_WRITTEN REQUEST:_
Work out how many lines of the listing hold the string "comments". Answer with that number alone.

──────── LISTED RECORDS ────────

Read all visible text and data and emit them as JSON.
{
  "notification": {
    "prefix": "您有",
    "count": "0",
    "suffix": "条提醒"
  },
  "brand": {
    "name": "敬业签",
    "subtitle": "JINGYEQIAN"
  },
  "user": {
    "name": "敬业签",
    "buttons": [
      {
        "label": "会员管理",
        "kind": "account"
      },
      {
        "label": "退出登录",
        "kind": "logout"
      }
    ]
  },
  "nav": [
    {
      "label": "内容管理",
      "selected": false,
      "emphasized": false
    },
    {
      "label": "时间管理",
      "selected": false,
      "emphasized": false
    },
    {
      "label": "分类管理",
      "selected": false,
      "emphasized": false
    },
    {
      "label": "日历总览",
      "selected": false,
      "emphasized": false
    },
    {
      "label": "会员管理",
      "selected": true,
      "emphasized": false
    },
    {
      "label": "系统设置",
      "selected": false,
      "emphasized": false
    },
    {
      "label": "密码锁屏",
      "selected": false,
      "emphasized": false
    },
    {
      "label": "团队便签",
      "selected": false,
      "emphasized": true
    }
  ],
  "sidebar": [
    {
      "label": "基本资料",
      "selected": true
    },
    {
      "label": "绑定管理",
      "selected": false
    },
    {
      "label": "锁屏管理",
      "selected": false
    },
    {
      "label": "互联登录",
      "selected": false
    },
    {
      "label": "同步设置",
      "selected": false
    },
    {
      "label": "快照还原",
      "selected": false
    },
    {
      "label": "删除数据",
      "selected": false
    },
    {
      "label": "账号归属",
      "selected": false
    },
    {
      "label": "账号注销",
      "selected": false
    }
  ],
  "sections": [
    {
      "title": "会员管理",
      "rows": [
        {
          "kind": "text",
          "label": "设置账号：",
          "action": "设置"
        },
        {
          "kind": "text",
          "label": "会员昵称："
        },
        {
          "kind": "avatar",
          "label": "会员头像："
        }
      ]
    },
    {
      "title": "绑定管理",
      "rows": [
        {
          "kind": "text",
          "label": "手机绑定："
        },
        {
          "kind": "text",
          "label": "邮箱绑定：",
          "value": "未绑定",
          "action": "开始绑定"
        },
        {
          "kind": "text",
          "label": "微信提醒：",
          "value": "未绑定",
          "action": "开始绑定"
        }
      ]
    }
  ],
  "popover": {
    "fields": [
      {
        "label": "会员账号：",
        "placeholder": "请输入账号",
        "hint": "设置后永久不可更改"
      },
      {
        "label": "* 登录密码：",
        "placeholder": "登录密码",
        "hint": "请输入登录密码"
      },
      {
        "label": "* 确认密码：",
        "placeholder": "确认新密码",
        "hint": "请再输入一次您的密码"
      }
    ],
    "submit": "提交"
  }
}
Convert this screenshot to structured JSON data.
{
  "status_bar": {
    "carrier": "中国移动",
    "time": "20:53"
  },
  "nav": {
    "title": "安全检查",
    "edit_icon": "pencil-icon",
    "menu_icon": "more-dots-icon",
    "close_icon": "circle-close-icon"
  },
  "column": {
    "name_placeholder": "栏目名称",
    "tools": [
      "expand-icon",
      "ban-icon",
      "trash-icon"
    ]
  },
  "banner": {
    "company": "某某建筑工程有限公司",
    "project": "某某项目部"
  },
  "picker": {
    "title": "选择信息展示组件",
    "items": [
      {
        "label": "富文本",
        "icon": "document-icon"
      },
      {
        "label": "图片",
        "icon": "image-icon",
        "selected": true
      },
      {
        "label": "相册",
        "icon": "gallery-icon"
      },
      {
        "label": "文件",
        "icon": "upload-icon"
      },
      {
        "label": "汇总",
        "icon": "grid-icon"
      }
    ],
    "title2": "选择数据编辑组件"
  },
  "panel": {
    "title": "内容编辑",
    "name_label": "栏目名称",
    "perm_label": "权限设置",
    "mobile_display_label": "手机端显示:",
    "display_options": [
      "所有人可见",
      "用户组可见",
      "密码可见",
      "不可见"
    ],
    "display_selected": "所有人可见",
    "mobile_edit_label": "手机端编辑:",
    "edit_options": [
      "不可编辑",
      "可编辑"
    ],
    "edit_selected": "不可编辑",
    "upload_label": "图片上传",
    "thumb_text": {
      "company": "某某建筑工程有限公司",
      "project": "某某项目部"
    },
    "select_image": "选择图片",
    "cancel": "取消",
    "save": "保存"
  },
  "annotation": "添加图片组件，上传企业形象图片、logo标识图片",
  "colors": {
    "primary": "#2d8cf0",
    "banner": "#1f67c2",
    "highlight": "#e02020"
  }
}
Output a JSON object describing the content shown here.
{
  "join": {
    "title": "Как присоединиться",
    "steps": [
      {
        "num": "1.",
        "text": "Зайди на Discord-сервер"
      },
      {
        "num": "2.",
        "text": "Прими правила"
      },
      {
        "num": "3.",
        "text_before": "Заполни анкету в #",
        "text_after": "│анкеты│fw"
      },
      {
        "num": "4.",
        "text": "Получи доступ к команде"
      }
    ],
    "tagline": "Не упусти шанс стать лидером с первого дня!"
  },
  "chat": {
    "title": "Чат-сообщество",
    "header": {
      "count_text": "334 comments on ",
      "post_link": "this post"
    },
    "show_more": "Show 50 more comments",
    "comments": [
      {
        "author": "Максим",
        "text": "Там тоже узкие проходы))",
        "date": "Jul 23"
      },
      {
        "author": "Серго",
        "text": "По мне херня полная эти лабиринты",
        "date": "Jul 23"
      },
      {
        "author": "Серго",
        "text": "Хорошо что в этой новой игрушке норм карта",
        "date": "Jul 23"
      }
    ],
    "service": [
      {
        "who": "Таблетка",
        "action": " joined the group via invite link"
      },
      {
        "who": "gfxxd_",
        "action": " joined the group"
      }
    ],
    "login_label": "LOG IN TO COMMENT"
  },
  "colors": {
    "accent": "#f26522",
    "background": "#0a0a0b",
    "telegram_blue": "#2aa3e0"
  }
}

────────

_WRITTEN RESPONSE:_
3